List all lines in the material below that contain "Output".
** start of Material to process **
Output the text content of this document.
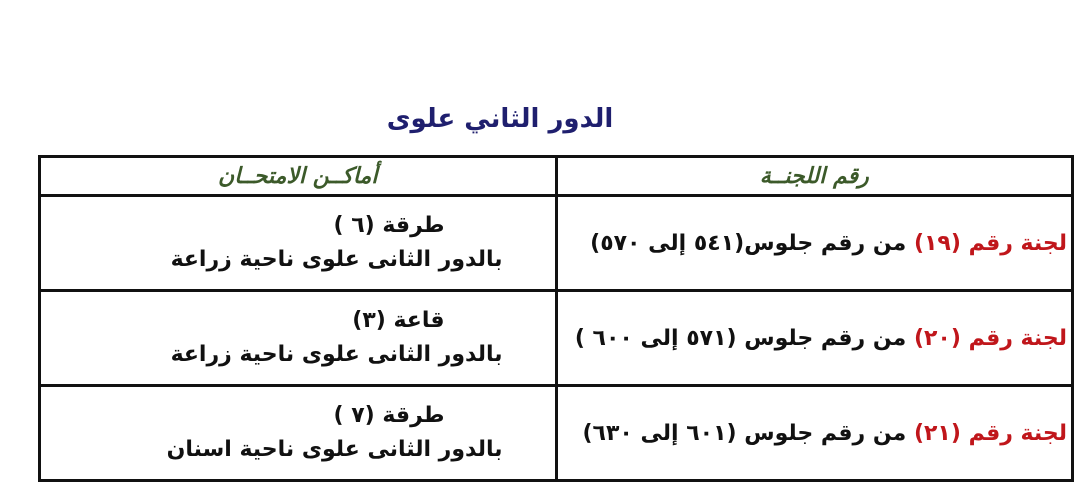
الدور الثاني علوى
رقم اللجنــة	أماكــن الامتحــان
لجنة رقم (١٩) من رقم جلوس(٥٤١ إلى ٥٧٠)	طرقة (٦ )
بالدور الثانى علوى ناحية زراعة

لجنة رقم (٢٠) من رقم جلوس (٥٧١ إلى ٦٠٠ )	قاعة (٣)
بالدور الثانى علوى ناحية زراعة

لجنة رقم (٢١) من رقم جلوس (٦٠١ إلى ٦٣٠)	طرقة (٧ )
بالدور الثانى علوى ناحية اسنان
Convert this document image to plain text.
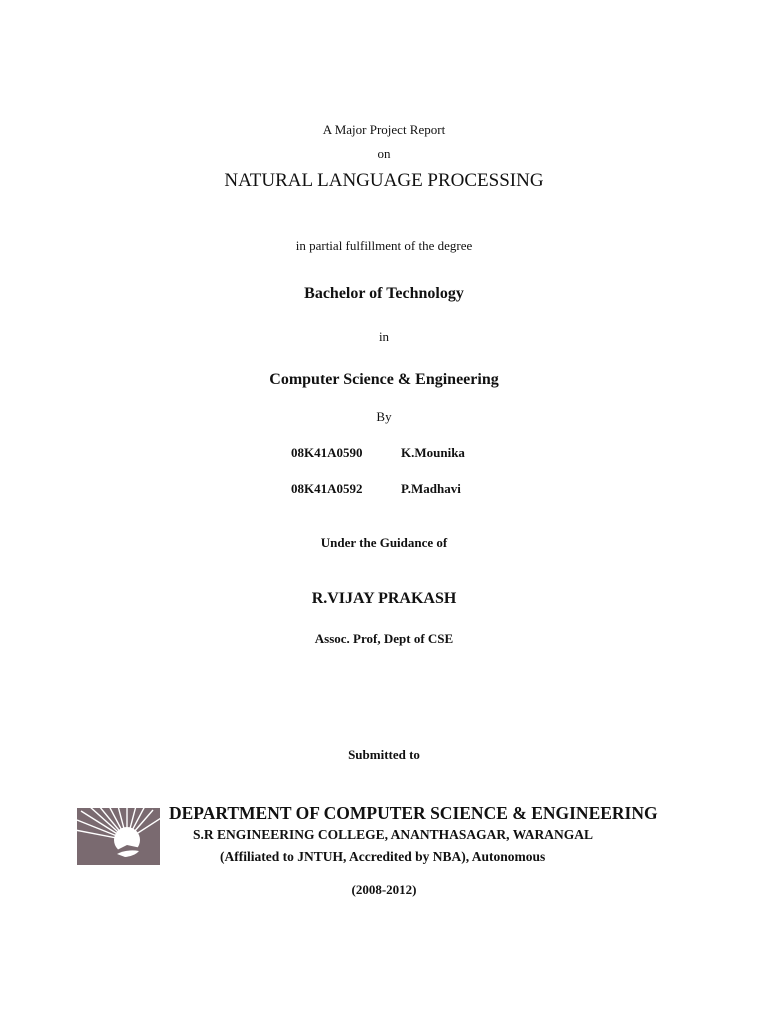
A Major Project Report
on
NATURAL LANGUAGE PROCESSING
in partial fulfillment of the degree
Bachelor of Technology
in
Computer Science & Engineering
By
08K41A0590	K.Mounika
08K41A0592	P.Madhavi
Under the Guidance of
R.VIJAY PRAKASH
Assoc. Prof, Dept of CSE
Submitted to
DEPARTMENT OF COMPUTER SCIENCE & ENGINEERING
S.R ENGINEERING COLLEGE, ANANTHASAGAR, WARANGAL
(Affiliated to JNTUH, Accredited by NBA), Autonomous
(2008-2012)
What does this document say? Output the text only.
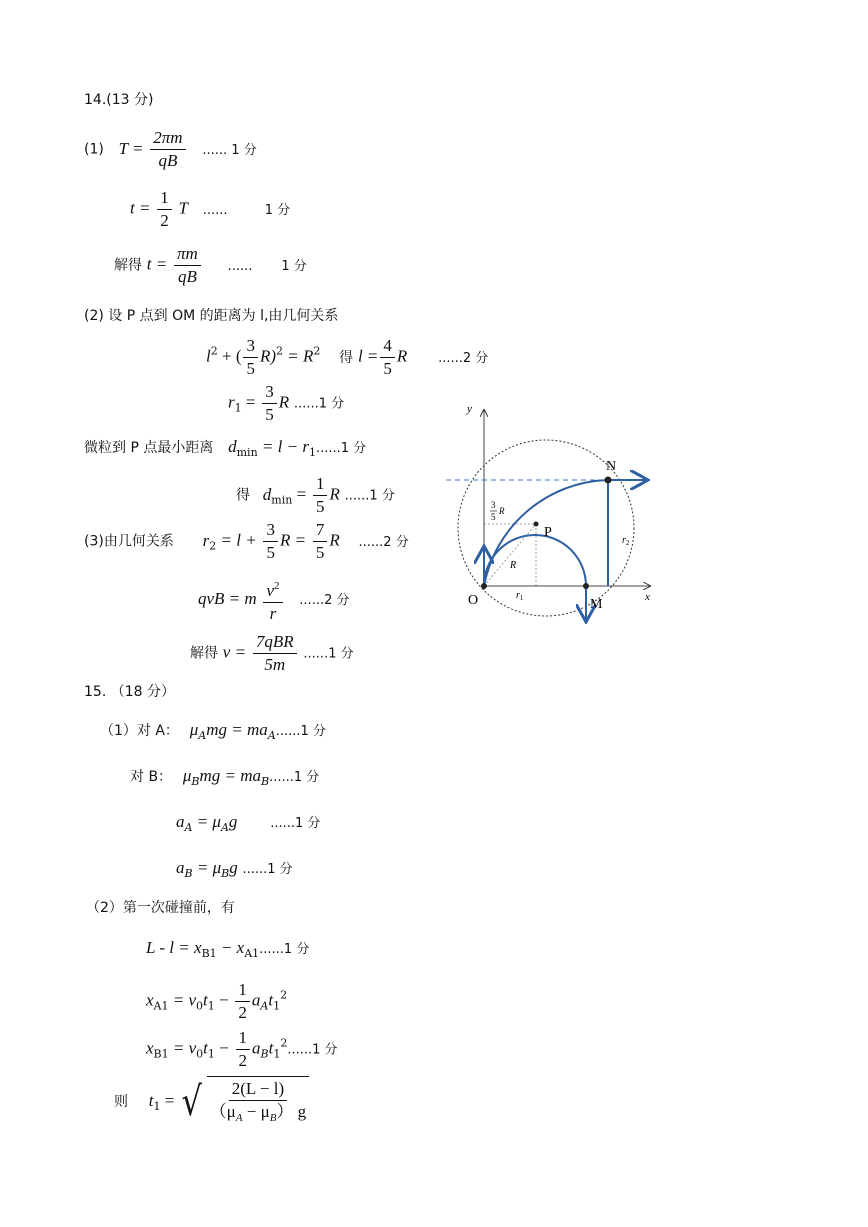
14.(13 分)
(1) $T = \frac{2\pi m}{qB}$ ...... 1 分
$t = \frac{1}{2}$ T ......         1 分
解得 $t = \frac{\pi m}{qB}$ ......       1 分
(2) 设 P 点到 OM 的距离为 l,由几何关系
$l^2$ + ( $\frac{3}{5} R)^2 = R^2$ 得 $l = \frac{4}{5}$ R ......2 分
$r_1 = \frac{3}{5}$ R ......1 分
微粒到 P 点最小距离 $d_{min} = l - r_1......1$ 分
得 $d_{min} = \frac{1}{5}$ R ......1 分
(3)由几何关系 $r_2 = l + \frac{3}{5}$ $R = \frac{7}{5}$ R ......2 分
qvB = m $\frac{v^2}{r} ......2$ 分
解得 $v = \frac{\text{7qBR}}{5m} ......1$ 分
15. （18 分）
（1）对 A： $\mu_Amg = ma_A......1$ 分
对 B： $\mu_Bmg = ma_B......1$ 分
$a_A = \mu_Ag$	......1 分
$a_B = \mu_Bg$ ......1 分
（2）第一次碰撞前，有
$L - l = x_{B1} - x_{A1}......1$ 分
$x_{A1} = v_0t_1 - \frac{1}{2} a_At_1^2$
$x_{B1} = v_0t_1 - \frac{1}{2} a_Bt_1^2......1$ 分
则 $t_1$ = √ $\frac{2(L - l)}{(\mu_A - \mu_B) g}$
y
x
O	M
N
P
R
$r_1$
$r_2$
3
5
R
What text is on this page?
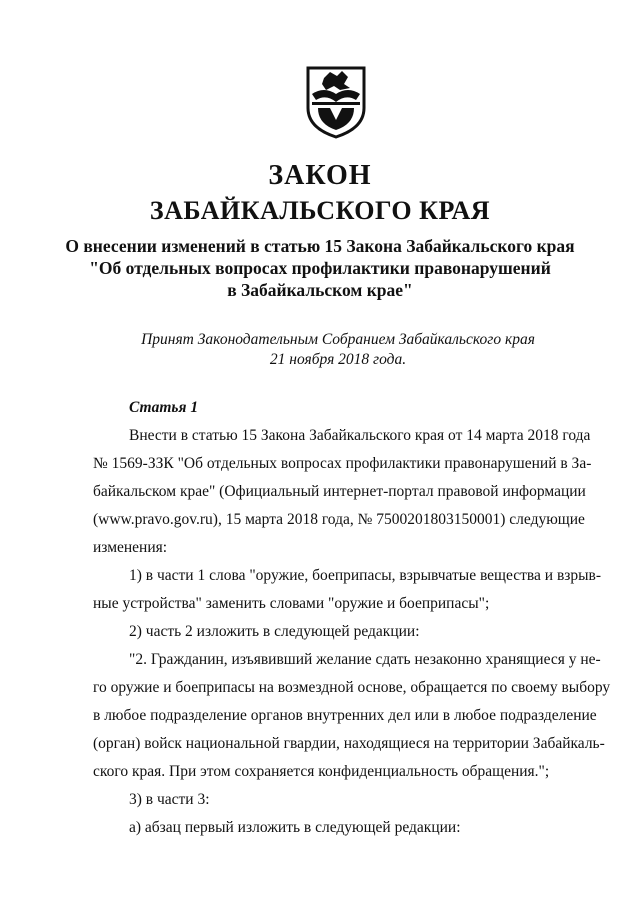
ЗАКОН
ЗАБАЙКАЛЬСКОГО КРАЯ
О внесении изменений в статью 15 Закона Забайкальского края
"Об отдельных вопросах профилактики правонарушений
в Забайкальском крае"
Принят Законодательным Собранием Забайкальского края
21 ноября 2018 года.
Статья 1
Внести в статью 15 Закона Забайкальского края от 14 марта 2018 года
№ 1569-ЗЗК "Об отдельных вопросах профилактики правонарушений в За-
байкальском крае" (Официальный интернет-портал правовой информации
(www.pravo.gov.ru), 15 марта 2018 года, № 7500201803150001) следующие
изменения:
1) в части 1 слова "оружие, боеприпасы, взрывчатые вещества и взрыв-
ные устройства" заменить словами "оружие и боеприпасы";
2) часть 2 изложить в следующей редакции:
"2. Гражданин, изъявивший желание сдать незаконно хранящиеся у не-
го оружие и боеприпасы на возмездной основе, обращается по своему выбору
в любое подразделение органов внутренних дел или в любое подразделение
(орган) войск национальной гвардии, находящиеся на территории Забайкаль-
ского края. При этом сохраняется конфиденциальность обращения.";
3) в части 3:
а) абзац первый изложить в следующей редакции:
** end of Material to process **
Exercise response:
Output the text content of this document.
What does this document say? Output the text only.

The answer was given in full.